TO DO:
Drop the pictures from the entries below, then reproduce the rest exactly.

>> begin EXERCISE MATERIAL

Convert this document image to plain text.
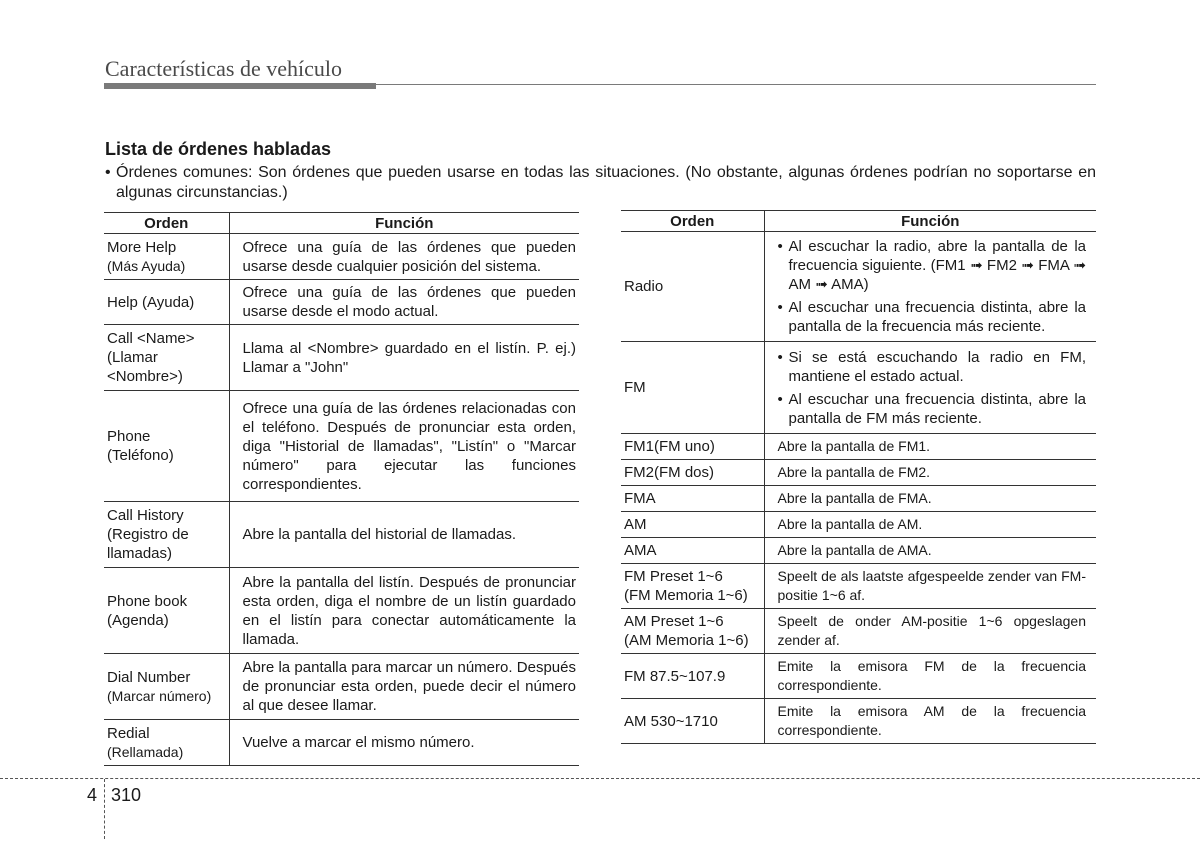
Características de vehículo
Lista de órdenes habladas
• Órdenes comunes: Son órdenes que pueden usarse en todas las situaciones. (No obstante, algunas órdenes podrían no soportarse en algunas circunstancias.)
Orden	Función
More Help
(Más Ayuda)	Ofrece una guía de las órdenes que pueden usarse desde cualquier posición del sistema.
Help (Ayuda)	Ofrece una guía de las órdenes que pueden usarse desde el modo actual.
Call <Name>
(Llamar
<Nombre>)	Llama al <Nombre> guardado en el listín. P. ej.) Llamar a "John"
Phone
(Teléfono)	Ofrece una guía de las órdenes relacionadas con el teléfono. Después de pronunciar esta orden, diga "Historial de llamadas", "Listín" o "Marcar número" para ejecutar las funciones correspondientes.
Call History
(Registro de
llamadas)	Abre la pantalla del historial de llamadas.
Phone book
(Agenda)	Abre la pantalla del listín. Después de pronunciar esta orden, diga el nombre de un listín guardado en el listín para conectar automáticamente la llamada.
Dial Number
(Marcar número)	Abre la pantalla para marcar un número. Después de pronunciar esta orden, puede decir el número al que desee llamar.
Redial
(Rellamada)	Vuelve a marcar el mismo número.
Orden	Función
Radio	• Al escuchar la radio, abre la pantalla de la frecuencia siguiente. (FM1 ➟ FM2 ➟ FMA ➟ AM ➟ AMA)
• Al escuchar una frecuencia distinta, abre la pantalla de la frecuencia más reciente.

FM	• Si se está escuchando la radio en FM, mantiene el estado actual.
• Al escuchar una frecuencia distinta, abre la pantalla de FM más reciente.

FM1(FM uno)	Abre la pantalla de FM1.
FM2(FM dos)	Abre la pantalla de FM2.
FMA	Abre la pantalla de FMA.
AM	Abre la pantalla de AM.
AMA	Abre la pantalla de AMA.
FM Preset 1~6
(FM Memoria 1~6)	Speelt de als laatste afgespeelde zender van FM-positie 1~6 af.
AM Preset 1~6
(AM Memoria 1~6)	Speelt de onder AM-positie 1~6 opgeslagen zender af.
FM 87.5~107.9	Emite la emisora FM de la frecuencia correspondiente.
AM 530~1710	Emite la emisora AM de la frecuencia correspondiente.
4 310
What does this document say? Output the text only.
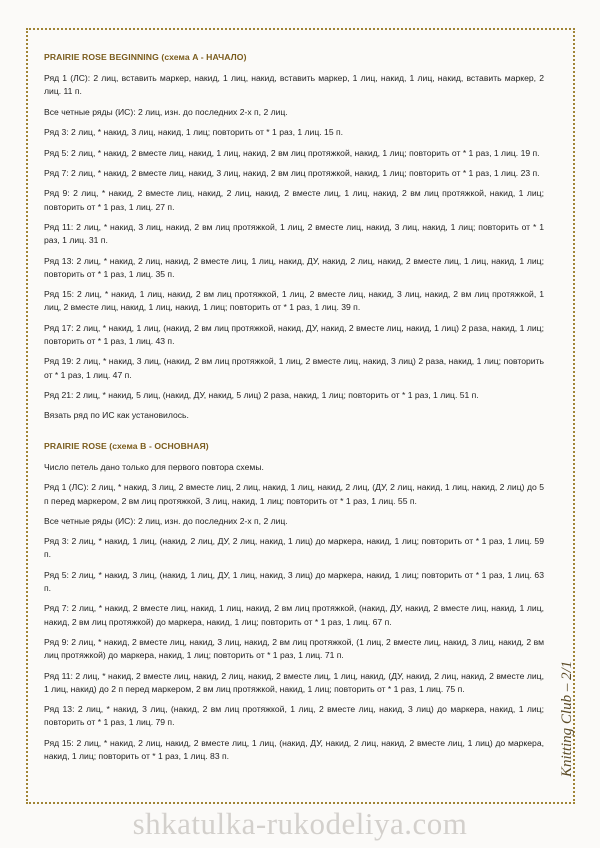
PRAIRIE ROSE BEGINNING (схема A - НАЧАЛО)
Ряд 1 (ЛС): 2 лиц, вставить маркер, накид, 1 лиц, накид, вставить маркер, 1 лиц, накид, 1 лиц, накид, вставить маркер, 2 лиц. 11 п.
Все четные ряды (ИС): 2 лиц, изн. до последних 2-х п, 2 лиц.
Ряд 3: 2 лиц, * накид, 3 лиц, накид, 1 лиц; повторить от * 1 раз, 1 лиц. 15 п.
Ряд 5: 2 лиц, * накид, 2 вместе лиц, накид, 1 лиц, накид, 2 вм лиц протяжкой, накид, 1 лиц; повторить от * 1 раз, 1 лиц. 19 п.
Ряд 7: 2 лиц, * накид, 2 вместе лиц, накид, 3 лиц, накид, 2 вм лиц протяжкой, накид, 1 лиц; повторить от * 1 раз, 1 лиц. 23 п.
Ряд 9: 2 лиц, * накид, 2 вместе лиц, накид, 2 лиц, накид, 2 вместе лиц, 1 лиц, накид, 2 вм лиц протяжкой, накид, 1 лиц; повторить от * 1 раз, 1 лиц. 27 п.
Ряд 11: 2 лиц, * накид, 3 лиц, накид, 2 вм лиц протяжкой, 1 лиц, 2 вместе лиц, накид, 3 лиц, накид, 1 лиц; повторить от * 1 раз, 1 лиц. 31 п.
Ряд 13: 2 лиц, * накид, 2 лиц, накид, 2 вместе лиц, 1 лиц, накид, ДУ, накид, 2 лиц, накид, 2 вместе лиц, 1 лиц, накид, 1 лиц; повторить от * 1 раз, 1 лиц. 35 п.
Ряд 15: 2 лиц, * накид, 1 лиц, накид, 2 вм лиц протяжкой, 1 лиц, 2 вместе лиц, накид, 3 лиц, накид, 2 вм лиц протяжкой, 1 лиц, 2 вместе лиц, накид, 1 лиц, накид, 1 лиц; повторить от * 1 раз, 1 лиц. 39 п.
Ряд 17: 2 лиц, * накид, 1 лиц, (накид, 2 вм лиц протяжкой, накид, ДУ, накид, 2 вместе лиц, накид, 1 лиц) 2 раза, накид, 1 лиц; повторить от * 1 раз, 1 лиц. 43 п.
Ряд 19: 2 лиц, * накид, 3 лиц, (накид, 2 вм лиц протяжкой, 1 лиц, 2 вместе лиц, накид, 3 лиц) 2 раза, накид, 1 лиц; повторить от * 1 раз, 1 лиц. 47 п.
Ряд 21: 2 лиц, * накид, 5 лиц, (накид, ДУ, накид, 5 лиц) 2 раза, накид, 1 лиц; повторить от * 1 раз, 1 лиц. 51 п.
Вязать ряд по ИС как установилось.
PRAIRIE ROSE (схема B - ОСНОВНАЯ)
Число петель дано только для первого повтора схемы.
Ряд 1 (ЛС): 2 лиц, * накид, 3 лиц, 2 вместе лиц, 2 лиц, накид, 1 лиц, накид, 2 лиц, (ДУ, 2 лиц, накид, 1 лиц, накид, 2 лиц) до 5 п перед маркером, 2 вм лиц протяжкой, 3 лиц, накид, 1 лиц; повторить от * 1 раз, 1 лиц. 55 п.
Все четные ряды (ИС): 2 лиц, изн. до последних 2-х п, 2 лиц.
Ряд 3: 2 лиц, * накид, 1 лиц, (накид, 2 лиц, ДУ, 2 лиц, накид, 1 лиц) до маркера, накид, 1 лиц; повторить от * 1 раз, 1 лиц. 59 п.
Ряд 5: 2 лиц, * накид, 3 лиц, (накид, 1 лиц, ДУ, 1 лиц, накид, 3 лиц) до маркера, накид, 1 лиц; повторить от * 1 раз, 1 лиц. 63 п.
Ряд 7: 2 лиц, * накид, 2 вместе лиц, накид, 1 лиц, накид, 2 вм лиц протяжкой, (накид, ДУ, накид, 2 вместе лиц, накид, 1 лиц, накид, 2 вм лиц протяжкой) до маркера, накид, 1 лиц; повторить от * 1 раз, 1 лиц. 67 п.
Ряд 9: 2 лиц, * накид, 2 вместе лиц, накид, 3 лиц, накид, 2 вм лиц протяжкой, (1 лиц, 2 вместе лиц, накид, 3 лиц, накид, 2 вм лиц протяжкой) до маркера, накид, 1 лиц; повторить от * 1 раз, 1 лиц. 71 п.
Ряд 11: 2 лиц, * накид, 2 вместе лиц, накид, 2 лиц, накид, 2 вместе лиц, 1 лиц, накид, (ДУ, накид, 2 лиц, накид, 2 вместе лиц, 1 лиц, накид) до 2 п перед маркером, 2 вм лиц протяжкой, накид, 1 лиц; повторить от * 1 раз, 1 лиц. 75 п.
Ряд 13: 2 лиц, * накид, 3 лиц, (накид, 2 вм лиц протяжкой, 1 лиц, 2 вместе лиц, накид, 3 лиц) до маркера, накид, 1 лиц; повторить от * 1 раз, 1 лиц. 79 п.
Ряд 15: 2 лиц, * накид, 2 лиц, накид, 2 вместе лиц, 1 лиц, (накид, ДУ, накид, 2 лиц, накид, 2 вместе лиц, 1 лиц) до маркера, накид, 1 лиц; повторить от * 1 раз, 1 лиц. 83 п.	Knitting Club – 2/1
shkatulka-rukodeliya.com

>> end EXERCISE MATERIAL

EXERCISE RESPONSE:
Convert this document image to plain text.
Características de vehículo
Lista de órdenes habladas
• Órdenes comunes: Son órdenes que pueden usarse en todas las situaciones. (No obstante, algunas órdenes podrían no soportarse en algunas circunstancias.)
Orden	Función
More Help
(Más Ayuda)	Ofrece una guía de las órdenes que pueden usarse desde cualquier posición del sistema.
Help (Ayuda)	Ofrece una guía de las órdenes que pueden usarse desde el modo actual.
Call <Name>
(Llamar
<Nombre>)	Llama al <Nombre> guardado en el listín. P. ej.) Llamar a "John"
Phone
(Teléfono)	Ofrece una guía de las órdenes relacionadas con el teléfono. Después de pronunciar esta orden, diga "Historial de llamadas", "Listín" o "Marcar número" para ejecutar las funciones correspondientes.
Call History
(Registro de
llamadas)	Abre la pantalla del historial de llamadas.
Phone book
(Agenda)	Abre la pantalla del listín. Después de pronunciar esta orden, diga el nombre de un listín guardado en el listín para conectar automáticamente la llamada.
Dial Number
(Marcar número)	Abre la pantalla para marcar un número. Después de pronunciar esta orden, puede decir el número al que desee llamar.
Redial
(Rellamada)	Vuelve a marcar el mismo número.
Orden	Función
Radio	• Al escuchar la radio, abre la pantalla de la frecuencia siguiente. (FM1 ➟ FM2 ➟ FMA ➟ AM ➟ AMA)
• Al escuchar una frecuencia distinta, abre la pantalla de la frecuencia más reciente.

FM	• Si se está escuchando la radio en FM, mantiene el estado actual.
• Al escuchar una frecuencia distinta, abre la pantalla de FM más reciente.

FM1(FM uno)	Abre la pantalla de FM1.
FM2(FM dos)	Abre la pantalla de FM2.
FMA	Abre la pantalla de FMA.
AM	Abre la pantalla de AM.
AMA	Abre la pantalla de AMA.
FM Preset 1~6
(FM Memoria 1~6)	Speelt de als laatste afgespeelde zender van FM-positie 1~6 af.
AM Preset 1~6
(AM Memoria 1~6)	Speelt de onder AM-positie 1~6 opgeslagen zender af.
FM 87.5~107.9	Emite la emisora FM de la frecuencia correspondiente.
AM 530~1710	Emite la emisora AM de la frecuencia correspondiente.
4 310
What does this document say? Output the text only.
PRAIRIE ROSE BEGINNING (схема A - НАЧАЛО)
Ряд 1 (ЛС): 2 лиц, вставить маркер, накид, 1 лиц, накид, вставить маркер, 1 лиц, накид, 1 лиц, накид, вставить маркер, 2 лиц. 11 п.
Все четные ряды (ИС): 2 лиц, изн. до последних 2-х п, 2 лиц.
Ряд 3: 2 лиц, * накид, 3 лиц, накид, 1 лиц; повторить от * 1 раз, 1 лиц. 15 п.
Ряд 5: 2 лиц, * накид, 2 вместе лиц, накид, 1 лиц, накид, 2 вм лиц протяжкой, накид, 1 лиц; повторить от * 1 раз, 1 лиц. 19 п.
Ряд 7: 2 лиц, * накид, 2 вместе лиц, накид, 3 лиц, накид, 2 вм лиц протяжкой, накид, 1 лиц; повторить от * 1 раз, 1 лиц. 23 п.
Ряд 9: 2 лиц, * накид, 2 вместе лиц, накид, 2 лиц, накид, 2 вместе лиц, 1 лиц, накид, 2 вм лиц протяжкой, накид, 1 лиц; повторить от * 1 раз, 1 лиц. 27 п.
Ряд 11: 2 лиц, * накид, 3 лиц, накид, 2 вм лиц протяжкой, 1 лиц, 2 вместе лиц, накид, 3 лиц, накид, 1 лиц; повторить от * 1 раз, 1 лиц. 31 п.
Ряд 13: 2 лиц, * накид, 2 лиц, накид, 2 вместе лиц, 1 лиц, накид, ДУ, накид, 2 лиц, накид, 2 вместе лиц, 1 лиц, накид, 1 лиц; повторить от * 1 раз, 1 лиц. 35 п.
Ряд 15: 2 лиц, * накид, 1 лиц, накид, 2 вм лиц протяжкой, 1 лиц, 2 вместе лиц, накид, 3 лиц, накид, 2 вм лиц протяжкой, 1 лиц, 2 вместе лиц, накид, 1 лиц, накид, 1 лиц; повторить от * 1 раз, 1 лиц. 39 п.
Ряд 17: 2 лиц, * накид, 1 лиц, (накид, 2 вм лиц протяжкой, накид, ДУ, накид, 2 вместе лиц, накид, 1 лиц) 2 раза, накид, 1 лиц; повторить от * 1 раз, 1 лиц. 43 п.
Ряд 19: 2 лиц, * накид, 3 лиц, (накид, 2 вм лиц протяжкой, 1 лиц, 2 вместе лиц, накид, 3 лиц) 2 раза, накид, 1 лиц; повторить от * 1 раз, 1 лиц. 47 п.
Ряд 21: 2 лиц, * накид, 5 лиц, (накид, ДУ, накид, 5 лиц) 2 раза, накид, 1 лиц; повторить от * 1 раз, 1 лиц. 51 п.
Вязать ряд по ИС как установилось.
PRAIRIE ROSE (схема B - ОСНОВНАЯ)
Число петель дано только для первого повтора схемы.
Ряд 1 (ЛС): 2 лиц, * накид, 3 лиц, 2 вместе лиц, 2 лиц, накид, 1 лиц, накид, 2 лиц, (ДУ, 2 лиц, накид, 1 лиц, накид, 2 лиц) до 5 п перед маркером, 2 вм лиц протяжкой, 3 лиц, накид, 1 лиц; повторить от * 1 раз, 1 лиц. 55 п.
Все четные ряды (ИС): 2 лиц, изн. до последних 2-х п, 2 лиц.
Ряд 3: 2 лиц, * накид, 1 лиц, (накид, 2 лиц, ДУ, 2 лиц, накид, 1 лиц) до маркера, накид, 1 лиц; повторить от * 1 раз, 1 лиц. 59 п.
Ряд 5: 2 лиц, * накид, 3 лиц, (накид, 1 лиц, ДУ, 1 лиц, накид, 3 лиц) до маркера, накид, 1 лиц; повторить от * 1 раз, 1 лиц. 63 п.
Ряд 7: 2 лиц, * накид, 2 вместе лиц, накид, 1 лиц, накид, 2 вм лиц протяжкой, (накид, ДУ, накид, 2 вместе лиц, накид, 1 лиц, накид, 2 вм лиц протяжкой) до маркера, накид, 1 лиц; повторить от * 1 раз, 1 лиц. 67 п.
Ряд 9: 2 лиц, * накид, 2 вместе лиц, накид, 3 лиц, накид, 2 вм лиц протяжкой, (1 лиц, 2 вместе лиц, накид, 3 лиц, накид, 2 вм лиц протяжкой) до маркера, накид, 1 лиц; повторить от * 1 раз, 1 лиц. 71 п.
Ряд 11: 2 лиц, * накид, 2 вместе лиц, накид, 2 лиц, накид, 2 вместе лиц, 1 лиц, накид, (ДУ, накид, 2 лиц, накид, 2 вместе лиц, 1 лиц, накид) до 2 п перед маркером, 2 вм лиц протяжкой, накид, 1 лиц; повторить от * 1 раз, 1 лиц. 75 п.
Ряд 13: 2 лиц, * накид, 3 лиц, (накид, 2 вм лиц протяжкой, 1 лиц, 2 вместе лиц, накид, 3 лиц) до маркера, накид, 1 лиц; повторить от * 1 раз, 1 лиц. 79 п.
Ряд 15: 2 лиц, * накид, 2 лиц, накид, 2 вместе лиц, 1 лиц, (накид, ДУ, накид, 2 лиц, накид, 2 вместе лиц, 1 лиц) до маркера, накид, 1 лиц; повторить от * 1 раз, 1 лиц. 83 п.	Knitting Club – 2/1
shkatulka-rukodeliya.com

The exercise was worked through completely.